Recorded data
☆ ☆ ☆ ☆ ☆ ☆ ☆

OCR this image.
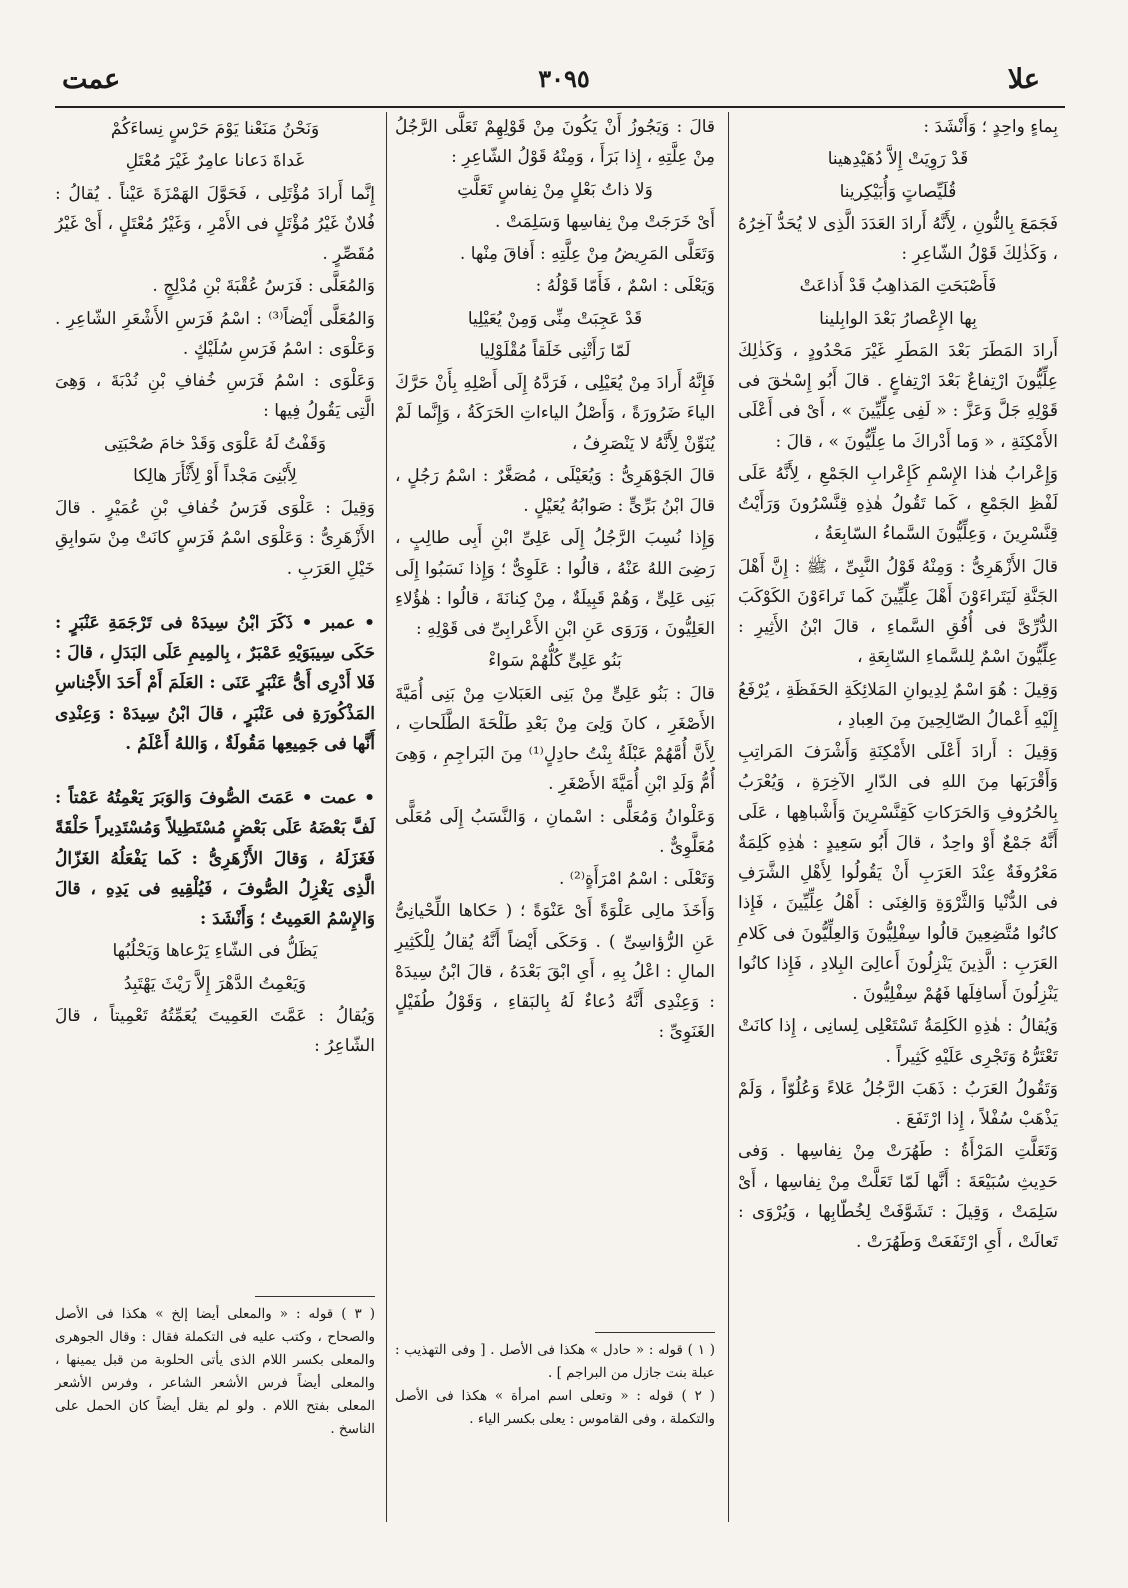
علا
٣٠٩٥
عمت

بِماءٍ واحِدٍ ؛ وَأَنْشَدَ :

قَدْ رَوِيَتْ إِلاَّ دُهَيْدِهينا

قُلَيِّصاتٍ وَأُبَيْكِرينا

فَجَمَعَ بِالنُّونِ ، لِأَنَّهُ أَرادَ العَدَدَ الَّذِى لا يُحَدُّ آخِرُهُ ، وَكَذٰلِكَ قَوْلُ الشّاعِرِ :

فَأَصْبَحَتِ المَذاهِبُ قَدْ أَذاعَتْ

بِها الإِعْصارُ بَعْدَ الوابِلينا

أَرادَ المَطَرَ بَعْدَ المَطَرِ غَيْرَ مَحْدُودٍ ، وَكَذٰلِكَ عِلِّيُّونَ ارْتِفاعٌ بَعْدَ ارْتِفاعٍ . قالَ أَبُو إِسْحٰقَ فى قَوْلِهِ جَلَّ وَعَزَّ : « لَفِى عِلِّيِّينَ » ، أَىْ فى أَعْلَى الأَمْكِنَةِ ، « وَما أَدْراكَ ما عِلِّيُّونَ » ، قالَ :

وَإِعْرابُ هٰذا الإِسْمِ كَإِعْرابِ الجَمْعِ ، لِأَنَّهُ عَلَى لَفْظِ الجَمْعِ ، كَما تَقُولُ هٰذِهِ قِنَّسْرُونَ وَرَأَيْتُ قِنَّسْرِينَ ، وَعِلِّيُّونَ السَّماءُ السّابِعَةُ ،

قالَ الأَزْهَرِىُّ : وَمِنْهُ قَوْلُ النَّبِىِّ ، ﷺ : إِنَّ أَهْلَ الجَنَّةِ لَيَتَراءَوْنَ أَهْلَ عِلِّيِّينَ كَما تَراءَوْنَ الكَوْكَبَ الدُّرِّىَّ فى أُفُقِ السَّماءِ ، قالَ ابْنُ الأَثِيرِ : عِلِّيُّونَ اسْمٌ لِلسَّماءِ السّابِعَةِ ،

وَقِيلَ : هُوَ اسْمٌ لِدِيوانِ المَلائِكَةِ الحَفَظَةِ ، يُرْفَعُ إِلَيْهِ أَعْمالُ الصّالِحِينَ مِنَ العِبادِ ،

وَقِيلَ : أَرادَ أَعْلَى الأَمْكِنَةِ وَأَشْرَفَ المَراتِبِ وَأَقْرَبَها مِنَ اللهِ فى الدّارِ الآخِرَةِ ، وَيُعْرَبُ بِالحُرُوفِ وَالحَرَكاتِ كَقِنَّسْرِينَ وَأَشْباهِها ، عَلَى أَنَّهُ جَمْعٌ أَوْ واحِدٌ ، قالَ أَبُو سَعِيدٍ : هٰذِهِ كَلِمَةٌ مَعْرُوفَةٌ عِنْدَ العَرَبِ أَنْ يَقُولُوا لِأَهْلِ الشَّرَفِ فى الدُّنْيا وَالثَّرْوَةِ وَالغِنَى : أَهْلُ عِلِّيِّينَ ، فَإِذا كانُوا مُتَّضِعِينَ قالُوا سِفْلِيُّونَ وَالعِلِّيُّونَ فى كَلامِ العَرَبِ : الَّذِينَ يَنْزِلُونَ أَعالِىَ البِلادِ ، فَإِذا كانُوا يَنْزِلُونَ أَسافِلَها فَهُمْ سِفْلِيُّونَ .

وَيُقالُ : هٰذِهِ الكَلِمَةُ تَسْتَعْلِى لِسانِى ، إِذا كانَتْ تَعْتَرُّهُ وَتَجْرِى عَلَيْهِ كَثِيراً .

وَتَقُولُ العَرَبُ : ذَهَبَ الرَّجُلُ عَلاءً وَعُلُوّاً ، وَلَمْ يَذْهَبْ سُفْلاً ، إِذا ارْتَفَعَ .

وَتَعَلَّتِ المَرْأَةُ : طَهُرَتْ مِنْ نِفاسِها . وَفى حَدِيثِ سُبَيْعَةَ : أَنَّها لَمّا تَعَلَّتْ مِنْ نِفاسِها ، أَىْ سَلِمَتْ ، وَقِيلَ : تَشَوَّفَتْ لِخُطّابِها ، وَيُرْوَى : تَعالَتْ ، أَىِ ارْتَفَعَتْ وَطَهُرَتْ .

قالَ : وَيَجُوزُ أَنْ يَكُونَ مِنْ قَوْلِهِمْ تَعَلَّى الرَّجُلُ مِنْ عِلَّتِهِ ، إِذا بَرَأَ ، وَمِنْهُ قَوْلُ الشّاعِرِ :

وَلا ذاتُ بَعْلٍ مِنْ نِفاسٍ تَعَلَّتِ

أَىْ خَرَجَتْ مِنْ نِفاسِها وَسَلِمَتْ .

وَتَعَلَّى المَرِيضُ مِنْ عِلَّتِهِ : أَفاقَ مِنْها .

وَيَعْلَى : اسْمٌ ، فَأَمّا قَوْلُهُ :

قَدْ عَجِبَتْ مِنِّى وَمِنْ يُعَيْلِيا

لَمّا رَأَتْنِى خَلَقاً مُقْلَوْلِيا

فَإِنَّهُ أَرادَ مِنْ يُعَيْلِى ، فَرَدَّهُ إِلَى أَصْلِهِ بِأَنْ حَرَّكَ الياءَ ضَرُورَةً ، وَأَصْلُ الياءاتِ الحَرَكَةُ ، وَإِنَّما لَمْ يُنَوِّنْ لِأَنَّهُ لا يَنْصَرِفُ ،

قالَ الجَوْهَرِىُّ : وَيُعَيْلَى ، مُصَغَّرٌ : اسْمُ رَجُلٍ ، قالَ ابْنُ بَرِّىٍّ : صَوابُهُ يُعَيْلٍ .

وَإِذا نُسِبَ الرَّجُلُ إِلَى عَلِىِّ ابْنِ أَبِى طالِبٍ ، رَضِىَ اللهُ عَنْهُ ، قالُوا : عَلَوِىٌّ ؛ وَإِذا نَسَبُوا إِلَى بَنِى عَلِىٍّ ، وَهُمْ قَبِيلَةٌ ، مِنْ كِنانَةَ ، قالُوا : هٰؤُلاءِ العَلِيُّونَ ، وَرَوَى عَنِ ابْنِ الأَعْرابِىِّ فى قَوْلِهِ :

بَنُو عَلِىٍّ كُلُّهُمْ سَواءْ

قالَ : بَنُو عَلِىٍّ مِنْ بَنِى العَبَلاتِ مِنْ بَنِى أُمَيَّةَ الأَصْغَرِ ، كانَ وَلِىَ مِنْ بَعْدِ طَلْحَةَ الطَّلَحاتِ ، لِأَنَّ أُمَّهُمْ عَبْلَةُ بِنْتُ حادِلٍ⁽¹⁾ مِنَ البَراجِمِ ، وَهِىَ أُمُّ وَلَدِ ابْنِ أُمَيَّةَ الأَصْغَرِ .

وَعَلْوانُ وَمُعَلًّى : اسْمانِ ، وَالنَّسَبُ إِلَى مُعَلًّى مُعَلَّوِىٌّ .

وَتَعْلَى : اسْمُ امْرَأَةٍ⁽²⁾ .

وَأَخَذَ مالِى عَلْوَةً أَىْ عَنْوَةً ؛ ( حَكاها اللِّحْيانِىُّ عَنِ الرُّؤاسِىِّ ) . وَحَكَى أَيْضاً أَنَّهُ يُقالُ لِلْكَثِيرِ المالِ : اعْلُ بِهِ ، أَىِ ابْقَ بَعْدَهُ ، قالَ ابْنُ سِيدَهْ : وَعِنْدِى أَنَّهُ دُعاءٌ لَهُ بِالبَقاءِ ، وَقَوْلُ طُفَيْلٍ الغَنَوِىِّ :

وَنَحْنُ مَنَعْنا يَوْمَ حَرْسٍ نِساءَكُمْ

غَداةَ دَعانا عامِرٌ غَيْرَ مُعْتَلِ

إِنَّما أَرادَ مُؤْتَلِى ، فَحَوَّلَ الهَمْزَةَ عَيْناً . يُقالُ : فُلانٌ غَيْرُ مُؤْتَلٍ فى الأَمْرِ ، وَغَيْرُ مُعْتَلٍ ، أَىْ غَيْرُ مُقَصِّرٍ .

وَالمُعَلَّى : فَرَسُ عُقْبَةَ بْنِ مُدْلِجٍ .

وَالمُعَلَّى أَيْضاً⁽³⁾ : اسْمُ فَرَسِ الأَشْعَرِ الشّاعِرِ . وَعَلْوَى : اسْمُ فَرَسِ سُلَيْكٍ .

وَعَلْوَى : اسْمُ فَرَسِ خُفافِ بْنِ نُدْبَةَ ، وَهِىَ الَّتِى يَقُولُ فِيها :

وَقَفْتُ لَهُ عَلْوَى وَقَدْ خامَ صُحْبَتِى

لِأَبْنِىَ مَجْداً أَوْ لِأَثْأَرَ هالِكا

وَقِيلَ : عَلْوَى فَرَسُ خُفافِ بْنِ عُمَيْرٍ . قالَ الأَزْهَرِىُّ : وَعَلْوَى اسْمُ فَرَسٍ كانَتْ مِنْ سَوابِقِ خَيْلِ العَرَبِ .

• عمبر • ذَكَرَ ابْنُ سِيدَهْ فى تَرْجَمَةِ عَنْبَرٍ : حَكَى سِيبَوَيْهِ عَمْبَرٌ ، بِالمِيمِ عَلَى البَدَلِ ، قالَ : فَلا أَدْرِى أَىُّ عَنْبَرٍ عَنَى : العَلَمَ أَمْ أَحَدَ الأَجْناسِ المَذْكُورَةِ فى عَنْبَرٍ ، قالَ ابْنُ سِيدَهْ : وَعِنْدِى أَنَّها فى جَمِيعِها مَقُولَةٌ ، وَاللهُ أَعْلَمُ .

• عمت • عَمَتَ الصُّوفَ وَالوَبَرَ يَعْمِتُهُ عَمْتاً : لَفَّ بَعْضَهُ عَلَى بَعْضٍ مُسْتَطِيلاً وَمُسْتَدِيراً حَلْقَةً فَغَزَلَهُ ، وَقالَ الأَزْهَرِىُّ : كَما يَفْعَلُهُ الغَزّالُ الَّذِى يَغْزِلُ الصُّوفَ ، فَيُلْقِيهِ فى يَدِهِ ، قالَ وَالإِسْمُ العَمِيتُ ؛ وَأَنْشَدَ :

يَظَلُّ فى الشّاءِ يَرْعاها وَيَحْلُبُها

وَيَعْمِتُ الدَّهْرَ إِلاَّ رَيْثَ يَهْتَبِدُ

وَيُقالُ : عَمَّتَ العَمِيتَ يُعَمِّتُهُ تَعْمِيتاً ، قالَ الشّاعِرُ :

( ٣ ) قوله : « والمعلى أيضا إلخ » هكذا فى الأصل والصحاح ، وكتب عليه فى التكملة فقال : وقال الجوهرى والمعلى بكسر اللام الذى يأتى الحلوبة من قبل يمينها ، والمعلى أيضاً فرس الأشعر الشاعر ، وفرس الأشعر المعلى بفتح اللام . ولو لم يقل أيضاً كان الحمل على الناسخ .

( ١ ) قوله : « حادل » هكذا فى الأصل . [ وفى التهذيب : عبلة بنت جازل من البراجم ] .

( ٢ ) قوله : « وتعلى اسم امرأة » هكذا فى الأصل والتكملة ، وفى القاموس : يعلى بكسر الياء .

☆ ☆ ☆ ☆ ☆ ☆ ☆

#### DESCRIPTION OF THE TASK
From the data above, pick out each line containing "قوله" and copy it.

#### RESULT FOR THIS EXERCISE
( ٣ ) قوله : « والمعلى أيضا إلخ » هكذا فى الأصل والصحاح ، وكتب عليه فى التكملة فقال : وقال الجوهرى والمعلى بكسر اللام الذى يأتى الحلوبة من قبل يمينها ، والمعلى أيضاً فرس الأشعر الشاعر ، وفرس الأشعر المعلى بفتح اللام . ولو لم يقل أيضاً كان الحمل على الناسخ .
( ١ ) قوله : « حادل » هكذا فى الأصل . [ وفى التهذيب : عبلة بنت جازل من البراجم ] .
( ٢ ) قوله : « وتعلى اسم امرأة » هكذا فى الأصل والتكملة ، وفى القاموس : يعلى بكسر الياء .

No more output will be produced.